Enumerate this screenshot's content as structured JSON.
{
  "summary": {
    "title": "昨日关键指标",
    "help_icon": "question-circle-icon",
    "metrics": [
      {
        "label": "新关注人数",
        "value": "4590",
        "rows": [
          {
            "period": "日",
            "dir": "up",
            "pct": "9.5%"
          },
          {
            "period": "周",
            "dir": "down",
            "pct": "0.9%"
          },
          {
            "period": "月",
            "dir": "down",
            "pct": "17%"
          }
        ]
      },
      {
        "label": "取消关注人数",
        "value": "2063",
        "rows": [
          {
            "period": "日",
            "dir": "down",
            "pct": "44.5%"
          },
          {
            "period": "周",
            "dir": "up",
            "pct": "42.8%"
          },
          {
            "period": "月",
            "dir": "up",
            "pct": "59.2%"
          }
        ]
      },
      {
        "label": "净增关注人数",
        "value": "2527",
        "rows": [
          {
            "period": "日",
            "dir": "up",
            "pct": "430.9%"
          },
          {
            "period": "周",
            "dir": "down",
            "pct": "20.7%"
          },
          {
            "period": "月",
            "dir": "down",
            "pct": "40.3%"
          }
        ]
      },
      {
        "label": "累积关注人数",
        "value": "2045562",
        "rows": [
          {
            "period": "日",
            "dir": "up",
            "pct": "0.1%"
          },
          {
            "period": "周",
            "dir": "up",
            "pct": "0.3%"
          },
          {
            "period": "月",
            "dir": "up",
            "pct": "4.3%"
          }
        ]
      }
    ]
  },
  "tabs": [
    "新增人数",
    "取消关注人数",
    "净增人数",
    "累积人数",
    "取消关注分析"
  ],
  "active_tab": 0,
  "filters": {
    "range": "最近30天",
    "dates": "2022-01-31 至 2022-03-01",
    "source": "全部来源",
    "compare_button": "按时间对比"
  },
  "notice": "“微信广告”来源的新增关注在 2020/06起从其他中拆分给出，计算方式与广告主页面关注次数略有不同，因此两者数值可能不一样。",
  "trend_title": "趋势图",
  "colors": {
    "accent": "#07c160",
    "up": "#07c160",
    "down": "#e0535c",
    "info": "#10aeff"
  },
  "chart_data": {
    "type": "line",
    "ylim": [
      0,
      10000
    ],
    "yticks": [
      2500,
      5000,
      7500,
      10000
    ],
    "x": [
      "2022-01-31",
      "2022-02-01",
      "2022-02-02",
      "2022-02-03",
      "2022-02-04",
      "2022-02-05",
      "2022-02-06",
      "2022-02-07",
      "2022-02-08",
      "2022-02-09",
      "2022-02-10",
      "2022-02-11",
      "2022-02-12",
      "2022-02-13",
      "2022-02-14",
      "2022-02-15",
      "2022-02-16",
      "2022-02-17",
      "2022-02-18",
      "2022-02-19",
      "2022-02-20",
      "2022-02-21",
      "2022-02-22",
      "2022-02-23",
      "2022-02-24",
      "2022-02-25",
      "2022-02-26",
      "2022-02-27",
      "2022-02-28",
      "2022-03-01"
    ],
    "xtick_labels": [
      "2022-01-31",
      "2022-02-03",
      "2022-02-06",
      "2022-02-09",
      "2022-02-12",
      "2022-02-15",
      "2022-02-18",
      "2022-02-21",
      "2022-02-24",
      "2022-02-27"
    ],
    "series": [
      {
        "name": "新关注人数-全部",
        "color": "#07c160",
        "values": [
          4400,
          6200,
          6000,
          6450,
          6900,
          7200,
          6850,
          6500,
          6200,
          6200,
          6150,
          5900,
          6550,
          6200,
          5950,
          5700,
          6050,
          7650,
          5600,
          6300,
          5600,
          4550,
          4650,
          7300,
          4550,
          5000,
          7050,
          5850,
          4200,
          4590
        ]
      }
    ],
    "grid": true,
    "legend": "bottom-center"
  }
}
● ● ● ● ●
**YOUR INSTRUCTIONS:**
Please return the data above exactly as given.

**WRITTEN RESPONSE:**
Enumerate this screenshot's content as structured JSON.
{
  "summary": {
    "title": "昨日关键指标",
    "help_icon": "question-circle-icon",
    "metrics": [
      {
        "label": "新关注人数",
        "value": "4590",
        "rows": [
          {
            "period": "日",
            "dir": "up",
            "pct": "9.5%"
          },
          {
            "period": "周",
            "dir": "down",
            "pct": "0.9%"
          },
          {
            "period": "月",
            "dir": "down",
            "pct": "17%"
          }
        ]
      },
      {
        "label": "取消关注人数",
        "value": "2063",
        "rows": [
          {
            "period": "日",
            "dir": "down",
            "pct": "44.5%"
          },
          {
            "period": "周",
            "dir": "up",
            "pct": "42.8%"
          },
          {
            "period": "月",
            "dir": "up",
            "pct": "59.2%"
          }
        ]
      },
      {
        "label": "净增关注人数",
        "value": "2527",
        "rows": [
          {
            "period": "日",
            "dir": "up",
            "pct": "430.9%"
          },
          {
            "period": "周",
            "dir": "down",
            "pct": "20.7%"
          },
          {
            "period": "月",
            "dir": "down",
            "pct": "40.3%"
          }
        ]
      },
      {
        "label": "累积关注人数",
        "value": "2045562",
        "rows": [
          {
            "period": "日",
            "dir": "up",
            "pct": "0.1%"
          },
          {
            "period": "周",
            "dir": "up",
            "pct": "0.3%"
          },
          {
            "period": "月",
            "dir": "up",
            "pct": "4.3%"
          }
        ]
      }
    ]
  },
  "tabs": [
    "新增人数",
    "取消关注人数",
    "净增人数",
    "累积人数",
    "取消关注分析"
  ],
  "active_tab": 0,
  "filters": {
    "range": "最近30天",
    "dates": "2022-01-31 至 2022-03-01",
    "source": "全部来源",
    "compare_button": "按时间对比"
  },
  "notice": "“微信广告”来源的新增关注在 2020/06起从其他中拆分给出，计算方式与广告主页面关注次数略有不同，因此两者数值可能不一样。",
  "trend_title": "趋势图",
  "colors": {
    "accent": "#07c160",
    "up": "#07c160",
    "down": "#e0535c",
    "info": "#10aeff"
  },
  "chart_data": {
    "type": "line",
    "ylim": [
      0,
      10000
    ],
    "yticks": [
      2500,
      5000,
      7500,
      10000
    ],
    "x": [
      "2022-01-31",
      "2022-02-01",
      "2022-02-02",
      "2022-02-03",
      "2022-02-04",
      "2022-02-05",
      "2022-02-06",
      "2022-02-07",
      "2022-02-08",
      "2022-02-09",
      "2022-02-10",
      "2022-02-11",
      "2022-02-12",
      "2022-02-13",
      "2022-02-14",
      "2022-02-15",
      "2022-02-16",
      "2022-02-17",
      "2022-02-18",
      "2022-02-19",
      "2022-02-20",
      "2022-02-21",
      "2022-02-22",
      "2022-02-23",
      "2022-02-24",
      "2022-02-25",
      "2022-02-26",
      "2022-02-27",
      "2022-02-28",
      "2022-03-01"
    ],
    "xtick_labels": [
      "2022-01-31",
      "2022-02-03",
      "2022-02-06",
      "2022-02-09",
      "2022-02-12",
      "2022-02-15",
      "2022-02-18",
      "2022-02-21",
      "2022-02-24",
      "2022-02-27"
    ],
    "series": [
      {
        "name": "新关注人数-全部",
        "color": "#07c160",
        "values": [
          4400,
          6200,
          6000,
          6450,
          6900,
          7200,
          6850,
          6500,
          6200,
          6200,
          6150,
          5900,
          6550,
          6200,
          5950,
          5700,
          6050,
          7650,
          5600,
          6300,
          5600,
          4550,
          4650,
          7300,
          4550,
          5000,
          7050,
          5850,
          4200,
          4590
        ]
      }
    ],
    "grid": true,
    "legend": "bottom-center"
  }
}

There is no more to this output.